## EXERCISE INSTRUCTIONS
Return every record exactly as written.

(Records about charts and figures)
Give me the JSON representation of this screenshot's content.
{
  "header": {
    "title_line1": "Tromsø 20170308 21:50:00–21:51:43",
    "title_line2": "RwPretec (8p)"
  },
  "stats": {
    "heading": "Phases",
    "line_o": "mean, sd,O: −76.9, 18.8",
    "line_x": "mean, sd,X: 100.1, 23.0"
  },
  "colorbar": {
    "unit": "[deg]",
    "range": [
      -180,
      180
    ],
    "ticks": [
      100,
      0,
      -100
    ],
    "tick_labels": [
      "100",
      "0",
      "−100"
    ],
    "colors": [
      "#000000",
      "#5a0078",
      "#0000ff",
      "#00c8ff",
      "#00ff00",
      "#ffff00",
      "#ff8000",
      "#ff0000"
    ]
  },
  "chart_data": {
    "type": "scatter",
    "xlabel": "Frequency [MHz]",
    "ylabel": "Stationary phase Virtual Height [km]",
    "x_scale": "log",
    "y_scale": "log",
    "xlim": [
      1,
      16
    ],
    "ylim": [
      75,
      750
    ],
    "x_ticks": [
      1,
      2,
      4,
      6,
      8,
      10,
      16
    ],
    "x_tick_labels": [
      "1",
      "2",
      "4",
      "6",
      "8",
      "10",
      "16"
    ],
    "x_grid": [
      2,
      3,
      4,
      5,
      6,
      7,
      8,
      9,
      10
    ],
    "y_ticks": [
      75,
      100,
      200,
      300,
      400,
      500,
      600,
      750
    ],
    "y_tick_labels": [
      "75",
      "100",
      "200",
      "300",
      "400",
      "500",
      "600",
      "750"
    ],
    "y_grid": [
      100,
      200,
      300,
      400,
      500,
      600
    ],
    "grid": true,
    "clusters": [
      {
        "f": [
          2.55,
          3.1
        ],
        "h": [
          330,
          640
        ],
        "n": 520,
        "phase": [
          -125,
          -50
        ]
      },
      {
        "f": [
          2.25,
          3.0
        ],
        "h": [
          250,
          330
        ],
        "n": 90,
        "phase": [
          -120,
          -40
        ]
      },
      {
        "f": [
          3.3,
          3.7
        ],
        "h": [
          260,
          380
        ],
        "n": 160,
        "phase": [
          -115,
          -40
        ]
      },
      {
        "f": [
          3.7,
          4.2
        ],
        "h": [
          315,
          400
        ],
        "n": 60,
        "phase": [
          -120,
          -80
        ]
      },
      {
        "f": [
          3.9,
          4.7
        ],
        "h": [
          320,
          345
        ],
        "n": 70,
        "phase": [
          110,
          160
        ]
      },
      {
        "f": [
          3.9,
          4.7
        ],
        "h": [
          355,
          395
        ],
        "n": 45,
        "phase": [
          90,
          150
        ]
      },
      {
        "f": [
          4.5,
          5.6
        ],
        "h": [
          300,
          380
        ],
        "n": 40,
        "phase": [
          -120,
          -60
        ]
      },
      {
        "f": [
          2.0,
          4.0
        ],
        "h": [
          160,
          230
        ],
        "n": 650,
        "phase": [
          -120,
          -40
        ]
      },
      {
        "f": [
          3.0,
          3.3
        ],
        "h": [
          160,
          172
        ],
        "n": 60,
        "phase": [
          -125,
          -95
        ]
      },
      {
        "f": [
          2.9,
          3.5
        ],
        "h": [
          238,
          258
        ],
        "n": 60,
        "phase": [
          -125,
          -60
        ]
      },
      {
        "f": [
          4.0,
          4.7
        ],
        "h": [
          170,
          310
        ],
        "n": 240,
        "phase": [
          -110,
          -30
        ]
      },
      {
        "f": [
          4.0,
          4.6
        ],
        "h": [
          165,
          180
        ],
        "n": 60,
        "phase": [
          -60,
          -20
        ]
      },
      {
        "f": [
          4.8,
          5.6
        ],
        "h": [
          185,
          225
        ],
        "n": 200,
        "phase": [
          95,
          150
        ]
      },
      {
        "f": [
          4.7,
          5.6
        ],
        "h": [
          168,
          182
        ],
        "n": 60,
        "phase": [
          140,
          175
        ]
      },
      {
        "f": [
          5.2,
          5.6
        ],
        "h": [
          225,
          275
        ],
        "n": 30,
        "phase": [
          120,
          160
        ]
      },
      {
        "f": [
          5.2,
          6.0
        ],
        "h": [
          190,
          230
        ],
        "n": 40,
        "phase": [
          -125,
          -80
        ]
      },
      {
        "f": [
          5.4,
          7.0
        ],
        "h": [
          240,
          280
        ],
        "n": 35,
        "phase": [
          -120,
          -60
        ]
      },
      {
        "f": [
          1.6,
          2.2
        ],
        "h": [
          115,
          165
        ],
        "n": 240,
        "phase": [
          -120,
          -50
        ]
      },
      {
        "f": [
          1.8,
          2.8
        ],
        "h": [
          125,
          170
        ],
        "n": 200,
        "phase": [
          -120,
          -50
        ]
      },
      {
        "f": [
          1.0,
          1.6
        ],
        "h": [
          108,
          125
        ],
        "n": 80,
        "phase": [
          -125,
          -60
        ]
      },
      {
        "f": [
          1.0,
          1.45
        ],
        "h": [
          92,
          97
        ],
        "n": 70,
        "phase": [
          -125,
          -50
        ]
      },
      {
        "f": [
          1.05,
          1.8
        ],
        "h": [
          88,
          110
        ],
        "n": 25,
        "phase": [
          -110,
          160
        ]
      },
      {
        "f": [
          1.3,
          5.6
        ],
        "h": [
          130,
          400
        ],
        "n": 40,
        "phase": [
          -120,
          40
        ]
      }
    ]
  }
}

## EXPECTED OUTPUT
Give me the JSON representation of this screenshot's content.
{
  "header": {
    "title_line1": "Tromsø 20170308 21:50:00–21:51:43",
    "title_line2": "RwPretec (8p)"
  },
  "stats": {
    "heading": "Phases",
    "line_o": "mean, sd,O: −76.9, 18.8",
    "line_x": "mean, sd,X: 100.1, 23.0"
  },
  "colorbar": {
    "unit": "[deg]",
    "range": [
      -180,
      180
    ],
    "ticks": [
      100,
      0,
      -100
    ],
    "tick_labels": [
      "100",
      "0",
      "−100"
    ],
    "colors": [
      "#000000",
      "#5a0078",
      "#0000ff",
      "#00c8ff",
      "#00ff00",
      "#ffff00",
      "#ff8000",
      "#ff0000"
    ]
  },
  "chart_data": {
    "type": "scatter",
    "xlabel": "Frequency [MHz]",
    "ylabel": "Stationary phase Virtual Height [km]",
    "x_scale": "log",
    "y_scale": "log",
    "xlim": [
      1,
      16
    ],
    "ylim": [
      75,
      750
    ],
    "x_ticks": [
      1,
      2,
      4,
      6,
      8,
      10,
      16
    ],
    "x_tick_labels": [
      "1",
      "2",
      "4",
      "6",
      "8",
      "10",
      "16"
    ],
    "x_grid": [
      2,
      3,
      4,
      5,
      6,
      7,
      8,
      9,
      10
    ],
    "y_ticks": [
      75,
      100,
      200,
      300,
      400,
      500,
      600,
      750
    ],
    "y_tick_labels": [
      "75",
      "100",
      "200",
      "300",
      "400",
      "500",
      "600",
      "750"
    ],
    "y_grid": [
      100,
      200,
      300,
      400,
      500,
      600
    ],
    "grid": true,
    "clusters": [
      {
        "f": [
          2.55,
          3.1
        ],
        "h": [
          330,
          640
        ],
        "n": 520,
        "phase": [
          -125,
          -50
        ]
      },
      {
        "f": [
          2.25,
          3.0
        ],
        "h": [
          250,
          330
        ],
        "n": 90,
        "phase": [
          -120,
          -40
        ]
      },
      {
        "f": [
          3.3,
          3.7
        ],
        "h": [
          260,
          380
        ],
        "n": 160,
        "phase": [
          -115,
          -40
        ]
      },
      {
        "f": [
          3.7,
          4.2
        ],
        "h": [
          315,
          400
        ],
        "n": 60,
        "phase": [
          -120,
          -80
        ]
      },
      {
        "f": [
          3.9,
          4.7
        ],
        "h": [
          320,
          345
        ],
        "n": 70,
        "phase": [
          110,
          160
        ]
      },
      {
        "f": [
          3.9,
          4.7
        ],
        "h": [
          355,
          395
        ],
        "n": 45,
        "phase": [
          90,
          150
        ]
      },
      {
        "f": [
          4.5,
          5.6
        ],
        "h": [
          300,
          380
        ],
        "n": 40,
        "phase": [
          -120,
          -60
        ]
      },
      {
        "f": [
          2.0,
          4.0
        ],
        "h": [
          160,
          230
        ],
        "n": 650,
        "phase": [
          -120,
          -40
        ]
      },
      {
        "f": [
          3.0,
          3.3
        ],
        "h": [
          160,
          172
        ],
        "n": 60,
        "phase": [
          -125,
          -95
        ]
      },
      {
        "f": [
          2.9,
          3.5
        ],
        "h": [
          238,
          258
        ],
        "n": 60,
        "phase": [
          -125,
          -60
        ]
      },
      {
        "f": [
          4.0,
          4.7
        ],
        "h": [
          170,
          310
        ],
        "n": 240,
        "phase": [
          -110,
          -30
        ]
      },
      {
        "f": [
          4.0,
          4.6
        ],
        "h": [
          165,
          180
        ],
        "n": 60,
        "phase": [
          -60,
          -20
        ]
      },
      {
        "f": [
          4.8,
          5.6
        ],
        "h": [
          185,
          225
        ],
        "n": 200,
        "phase": [
          95,
          150
        ]
      },
      {
        "f": [
          4.7,
          5.6
        ],
        "h": [
          168,
          182
        ],
        "n": 60,
        "phase": [
          140,
          175
        ]
      },
      {
        "f": [
          5.2,
          5.6
        ],
        "h": [
          225,
          275
        ],
        "n": 30,
        "phase": [
          120,
          160
        ]
      },
      {
        "f": [
          5.2,
          6.0
        ],
        "h": [
          190,
          230
        ],
        "n": 40,
        "phase": [
          -125,
          -80
        ]
      },
      {
        "f": [
          5.4,
          7.0
        ],
        "h": [
          240,
          280
        ],
        "n": 35,
        "phase": [
          -120,
          -60
        ]
      },
      {
        "f": [
          1.6,
          2.2
        ],
        "h": [
          115,
          165
        ],
        "n": 240,
        "phase": [
          -120,
          -50
        ]
      },
      {
        "f": [
          1.8,
          2.8
        ],
        "h": [
          125,
          170
        ],
        "n": 200,
        "phase": [
          -120,
          -50
        ]
      },
      {
        "f": [
          1.0,
          1.6
        ],
        "h": [
          108,
          125
        ],
        "n": 80,
        "phase": [
          -125,
          -60
        ]
      },
      {
        "f": [
          1.0,
          1.45
        ],
        "h": [
          92,
          97
        ],
        "n": 70,
        "phase": [
          -125,
          -50
        ]
      },
      {
        "f": [
          1.05,
          1.8
        ],
        "h": [
          88,
          110
        ],
        "n": 25,
        "phase": [
          -110,
          160
        ]
      },
      {
        "f": [
          1.3,
          5.6
        ],
        "h": [
          130,
          400
        ],
        "n": 40,
        "phase": [
          -120,
          40
        ]
      }
    ]
  }
}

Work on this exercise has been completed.